• **ИСХОДНЫЙ ТЕКСТ**:

┄┄┄┄┄┄

Лаудомия Пуччи: «Моя прабабка была русской и оставила мне большое собрание Фаберже»

Хозяйка дома Emilio Pucci — об отце, русских корнях и новом поколении в модной индустрии

В этом году дом Emilio Pucci отмечает свое семидесятилетие. Его глава Лаудомия Пуччи управляет всеми делами бренда с 1992 года, когда умер ее отец и основатель марки Эмилио Пуччи. Лаудомия бережно хранит наследие одного из первых великих итальянских домов моды и по-прежнему живет в семейном палаццо во Флоренции — том самом, что принадлежало еще ее предку Пандольфо Пуччи, который пытался отравить Козимо Медичи и узурпировать в городе власть. Мы встретились с Лаудомией в Москве, где она презентовала в ЦУМе свою новую коллекцию аксессуаров, вдохновленную столицей, историей и культурой России.

— Почему именно Москва вдохновила вас на создание этих новых дизайнов? 

— Я обожаю этот город. Он — волшебный. В нем есть энергия, против которой я никогда не могла устоять. Последний раз я здесь была больше семи лет назад — мне так стыдно это признавать! Но многое поменялось, и, как я считаю, к лучшему. Город стал более модернизированным и красивым. Теперь это истинная европейская столица. 

Что касается коллекции, то я хотела поработать с молодыми дизайнерами над проектом, посвященным моим любимым городам — Москве и Флоренции. Эта коллекция для меня — как современные открытки из городов мира от Pucci. Мы создали шелковые рубашки, платки, шарфы, топы, пижамы, блузоны — вещи, которые можно взять с собой в путешествие. Когда-то мой отец сделал 15 шелковых шарфов и платье, с которым их нужно комбинировать. Мы решили вернуться к этим корням и показать нечто похожее. Это не сезонная линия — она подойдет для любого времени года. Моя прабабка была русской и оставила мне целую коллекцию вещей в доме — большое собрание Фаберже. 

— Расскажите об истории Emilio Pucci. Как этот дом менялся со временем?

┄┄┄┄┄┄

• **ИСХОДНЫЕ МАТЕРИАЛЫ**:
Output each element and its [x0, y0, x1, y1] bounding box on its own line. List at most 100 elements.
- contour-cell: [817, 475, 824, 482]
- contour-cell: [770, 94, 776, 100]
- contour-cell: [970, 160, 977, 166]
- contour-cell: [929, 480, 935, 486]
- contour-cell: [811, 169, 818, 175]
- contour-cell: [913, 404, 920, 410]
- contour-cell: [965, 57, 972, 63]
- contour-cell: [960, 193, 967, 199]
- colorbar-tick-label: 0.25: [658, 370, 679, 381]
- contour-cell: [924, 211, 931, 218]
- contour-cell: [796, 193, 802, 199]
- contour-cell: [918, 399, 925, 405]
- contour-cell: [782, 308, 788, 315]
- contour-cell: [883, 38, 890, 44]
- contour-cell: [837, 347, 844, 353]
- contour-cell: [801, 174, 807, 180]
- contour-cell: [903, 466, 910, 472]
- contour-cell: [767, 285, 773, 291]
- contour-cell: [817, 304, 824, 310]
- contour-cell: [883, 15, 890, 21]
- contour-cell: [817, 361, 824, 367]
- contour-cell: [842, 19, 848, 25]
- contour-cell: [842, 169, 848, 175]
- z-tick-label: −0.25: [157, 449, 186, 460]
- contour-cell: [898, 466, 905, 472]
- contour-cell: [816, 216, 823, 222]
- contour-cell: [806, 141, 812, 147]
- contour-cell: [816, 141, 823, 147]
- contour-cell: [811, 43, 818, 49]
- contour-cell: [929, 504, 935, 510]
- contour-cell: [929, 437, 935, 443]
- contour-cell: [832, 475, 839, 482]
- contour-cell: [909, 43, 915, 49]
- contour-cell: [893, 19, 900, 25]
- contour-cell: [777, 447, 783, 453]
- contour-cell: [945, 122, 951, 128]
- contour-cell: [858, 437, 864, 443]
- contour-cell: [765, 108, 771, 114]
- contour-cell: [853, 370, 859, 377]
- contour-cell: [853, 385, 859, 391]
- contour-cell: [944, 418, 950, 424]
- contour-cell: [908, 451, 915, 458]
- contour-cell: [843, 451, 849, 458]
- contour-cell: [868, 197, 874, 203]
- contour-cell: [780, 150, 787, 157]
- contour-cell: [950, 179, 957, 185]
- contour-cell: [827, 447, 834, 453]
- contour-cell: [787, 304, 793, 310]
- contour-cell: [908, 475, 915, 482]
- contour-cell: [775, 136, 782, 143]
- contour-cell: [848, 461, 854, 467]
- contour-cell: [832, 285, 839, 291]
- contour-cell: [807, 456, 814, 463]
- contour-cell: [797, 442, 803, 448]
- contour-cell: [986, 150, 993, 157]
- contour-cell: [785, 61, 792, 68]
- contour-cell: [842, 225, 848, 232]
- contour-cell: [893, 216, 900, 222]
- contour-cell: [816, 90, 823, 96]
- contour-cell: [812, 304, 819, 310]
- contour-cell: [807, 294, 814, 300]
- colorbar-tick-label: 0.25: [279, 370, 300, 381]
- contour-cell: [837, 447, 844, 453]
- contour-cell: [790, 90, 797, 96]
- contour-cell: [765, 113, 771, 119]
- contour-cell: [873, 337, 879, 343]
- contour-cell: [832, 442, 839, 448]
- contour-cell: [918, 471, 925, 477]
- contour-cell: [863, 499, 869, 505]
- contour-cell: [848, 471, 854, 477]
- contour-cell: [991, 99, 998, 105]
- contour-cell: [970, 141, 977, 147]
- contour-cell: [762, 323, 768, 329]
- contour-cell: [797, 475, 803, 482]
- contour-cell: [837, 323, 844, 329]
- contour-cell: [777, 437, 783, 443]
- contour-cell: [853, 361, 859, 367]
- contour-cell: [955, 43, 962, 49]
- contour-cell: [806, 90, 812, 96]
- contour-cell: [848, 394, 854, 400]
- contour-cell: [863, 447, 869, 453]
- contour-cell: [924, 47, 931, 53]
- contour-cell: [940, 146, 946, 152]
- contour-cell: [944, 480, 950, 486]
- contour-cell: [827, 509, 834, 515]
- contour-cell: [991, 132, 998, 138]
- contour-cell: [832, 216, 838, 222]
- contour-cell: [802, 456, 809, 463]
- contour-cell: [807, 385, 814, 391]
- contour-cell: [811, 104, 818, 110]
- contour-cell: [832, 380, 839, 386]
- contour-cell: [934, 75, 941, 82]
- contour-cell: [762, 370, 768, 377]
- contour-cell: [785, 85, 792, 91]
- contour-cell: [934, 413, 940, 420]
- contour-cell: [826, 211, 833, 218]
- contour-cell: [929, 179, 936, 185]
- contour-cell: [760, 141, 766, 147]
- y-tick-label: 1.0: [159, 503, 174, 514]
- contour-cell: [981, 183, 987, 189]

┄┄┄┄┄┄

• **ЗАДАНИЯ**:
1. С какого года Лаудомия Пуччи управляет делами бренда, согласно интервью с ней?
2. Перепишите без изменений фрагмент интервью с Лаудомией Пуччи, который открывается словами «Хозяйка дома Emilio» и завершается словами «этих новых дизайнов?».
3. Соответствуют ли интервью с Лаудомией Пуччи следующие утверждения? На каждое ответьте «да» или «нет» и точно процитируйте решающие слова интервью.
(a) До этого визита Лаудомия Пуччи последний раз была в Москве больше семи лет назад.
(b) Новая коллекция задумана как сезонная линия.
(c) Отец Лаудомии когда-то сделал 20 шелковых шарфов.

• **ОТВЕТЫ К ЗАДАНИЯМ**:
1. С 1992 года.

2.
Хозяйка дома Emilio Pucci — об отце, русских корнях и новом поколении в модной индустрии

В этом году дом Emilio Pucci отмечает свое семидесятилетие. Его глава Лаудомия Пуччи управляет всеми делами бренда с 1992 года, когда умер ее отец и основатель марки Эмилио Пуччи. Лаудомия бережно хранит наследие одного из первых великих итальянских домов моды и по-прежнему живет в семейном палаццо во Флоренции — том самом, что принадлежало еще ее предку Пандольфо Пуччи, который пытался отравить Козимо Медичи и узурпировать в городе власть. Мы встретились с Лаудомией в Москве, где она презентовала в ЦУМе свою новую коллекцию аксессуаров, вдохновленную столицей, историей и культурой России.

— Почему именно Москва вдохновила вас на создание этих новых дизайнов?

3.
(a) Да: «Последний раз я здесь была больше семи лет назад».
(b) Нет: «Это не сезонная линия — она подойдет для любого времени года».
(c) Нет: «Когда-то мой отец сделал 15 шелковых шарфов и платье».